*** MATERIAL

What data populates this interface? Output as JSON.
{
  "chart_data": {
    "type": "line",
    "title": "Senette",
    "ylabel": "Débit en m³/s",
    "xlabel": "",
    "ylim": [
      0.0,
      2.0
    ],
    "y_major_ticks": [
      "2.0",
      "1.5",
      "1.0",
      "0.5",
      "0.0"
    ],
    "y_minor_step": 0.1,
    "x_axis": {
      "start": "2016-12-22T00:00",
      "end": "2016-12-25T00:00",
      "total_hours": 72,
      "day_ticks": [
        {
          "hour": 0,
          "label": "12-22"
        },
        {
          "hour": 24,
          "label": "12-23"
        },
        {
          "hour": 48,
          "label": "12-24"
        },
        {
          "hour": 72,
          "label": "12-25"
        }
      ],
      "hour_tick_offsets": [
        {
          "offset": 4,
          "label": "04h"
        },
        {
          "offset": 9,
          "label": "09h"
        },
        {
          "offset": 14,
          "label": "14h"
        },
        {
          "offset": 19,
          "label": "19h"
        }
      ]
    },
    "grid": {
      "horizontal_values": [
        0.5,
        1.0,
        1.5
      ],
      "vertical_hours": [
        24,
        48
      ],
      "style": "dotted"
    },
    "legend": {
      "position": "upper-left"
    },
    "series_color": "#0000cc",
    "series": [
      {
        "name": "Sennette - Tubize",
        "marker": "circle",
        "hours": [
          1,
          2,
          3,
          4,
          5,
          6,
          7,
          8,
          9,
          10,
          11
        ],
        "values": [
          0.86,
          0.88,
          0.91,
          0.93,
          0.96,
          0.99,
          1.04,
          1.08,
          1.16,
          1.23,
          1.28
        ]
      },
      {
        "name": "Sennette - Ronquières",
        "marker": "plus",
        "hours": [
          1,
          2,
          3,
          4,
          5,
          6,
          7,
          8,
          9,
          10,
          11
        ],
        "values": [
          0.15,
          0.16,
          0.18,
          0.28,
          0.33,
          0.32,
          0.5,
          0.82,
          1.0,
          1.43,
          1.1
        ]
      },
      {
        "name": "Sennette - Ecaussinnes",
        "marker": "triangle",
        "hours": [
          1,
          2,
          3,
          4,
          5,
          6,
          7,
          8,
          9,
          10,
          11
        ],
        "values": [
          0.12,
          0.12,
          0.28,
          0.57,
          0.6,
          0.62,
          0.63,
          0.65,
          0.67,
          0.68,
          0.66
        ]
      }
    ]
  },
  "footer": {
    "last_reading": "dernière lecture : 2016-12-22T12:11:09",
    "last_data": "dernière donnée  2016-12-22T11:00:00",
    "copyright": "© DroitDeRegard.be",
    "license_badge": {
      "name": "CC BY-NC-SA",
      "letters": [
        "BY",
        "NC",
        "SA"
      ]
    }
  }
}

******

DIRECTIVE — Check each line of the data above for the word "marker" and say how many lines have it. Give the number alone.

SOLUTION — 3